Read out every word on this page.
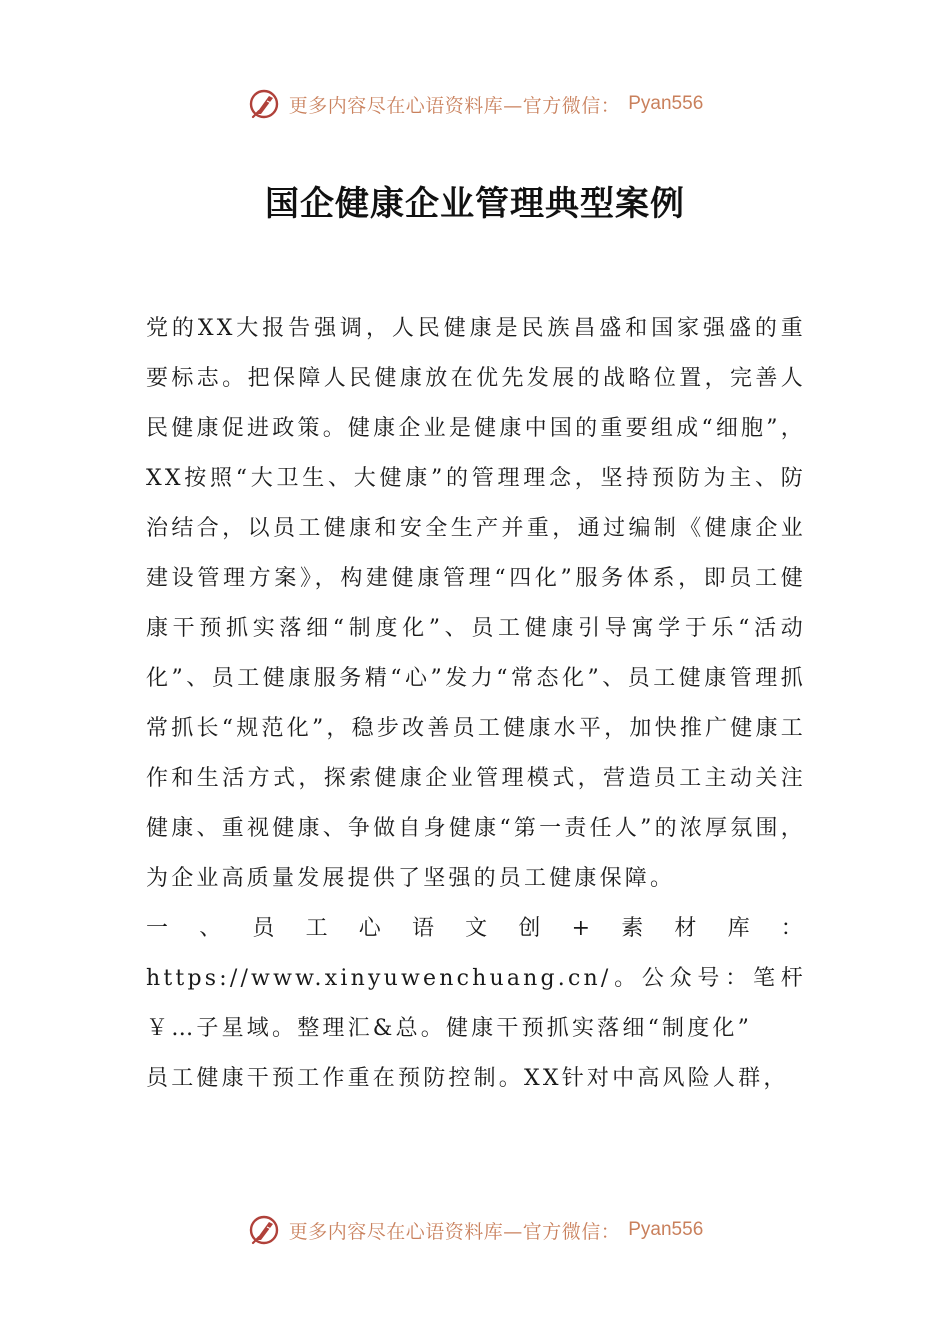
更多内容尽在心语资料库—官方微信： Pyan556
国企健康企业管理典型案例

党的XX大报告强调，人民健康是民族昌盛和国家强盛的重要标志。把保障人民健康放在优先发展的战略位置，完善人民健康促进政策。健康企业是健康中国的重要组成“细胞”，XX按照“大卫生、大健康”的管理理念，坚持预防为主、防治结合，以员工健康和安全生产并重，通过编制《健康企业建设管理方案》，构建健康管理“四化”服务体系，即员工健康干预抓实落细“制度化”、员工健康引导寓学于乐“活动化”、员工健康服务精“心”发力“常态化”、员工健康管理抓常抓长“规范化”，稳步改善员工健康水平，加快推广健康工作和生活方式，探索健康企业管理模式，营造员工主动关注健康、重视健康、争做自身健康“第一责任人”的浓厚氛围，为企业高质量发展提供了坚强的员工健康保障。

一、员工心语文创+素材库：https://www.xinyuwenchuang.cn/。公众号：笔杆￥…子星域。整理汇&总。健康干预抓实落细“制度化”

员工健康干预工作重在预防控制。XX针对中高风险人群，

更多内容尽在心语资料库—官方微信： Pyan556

*-*-*

> _What you will do_
Reproduce all of the data exactly, omitting each picture it holds.

> _Solution for this task_
Read out every word on this page.
更多内容尽在心语资料库—官方微信： Pyan556
国企健康企业管理典型案例

党的XX大报告强调，人民健康是民族昌盛和国家强盛的重要标志。把保障人民健康放在优先发展的战略位置，完善人民健康促进政策。健康企业是健康中国的重要组成“细胞”，XX按照“大卫生、大健康”的管理理念，坚持预防为主、防治结合，以员工健康和安全生产并重，通过编制《健康企业建设管理方案》，构建健康管理“四化”服务体系，即员工健康干预抓实落细“制度化”、员工健康引导寓学于乐“活动化”、员工健康服务精“心”发力“常态化”、员工健康管理抓常抓长“规范化”，稳步改善员工健康水平，加快推广健康工作和生活方式，探索健康企业管理模式，营造员工主动关注健康、重视健康、争做自身健康“第一责任人”的浓厚氛围，为企业高质量发展提供了坚强的员工健康保障。

一、员工心语文创+素材库：https://www.xinyuwenchuang.cn/。公众号：笔杆￥…子星域。整理汇&总。健康干预抓实落细“制度化”

员工健康干预工作重在预防控制。XX针对中高风险人群，

更多内容尽在心语资料库—官方微信： Pyan556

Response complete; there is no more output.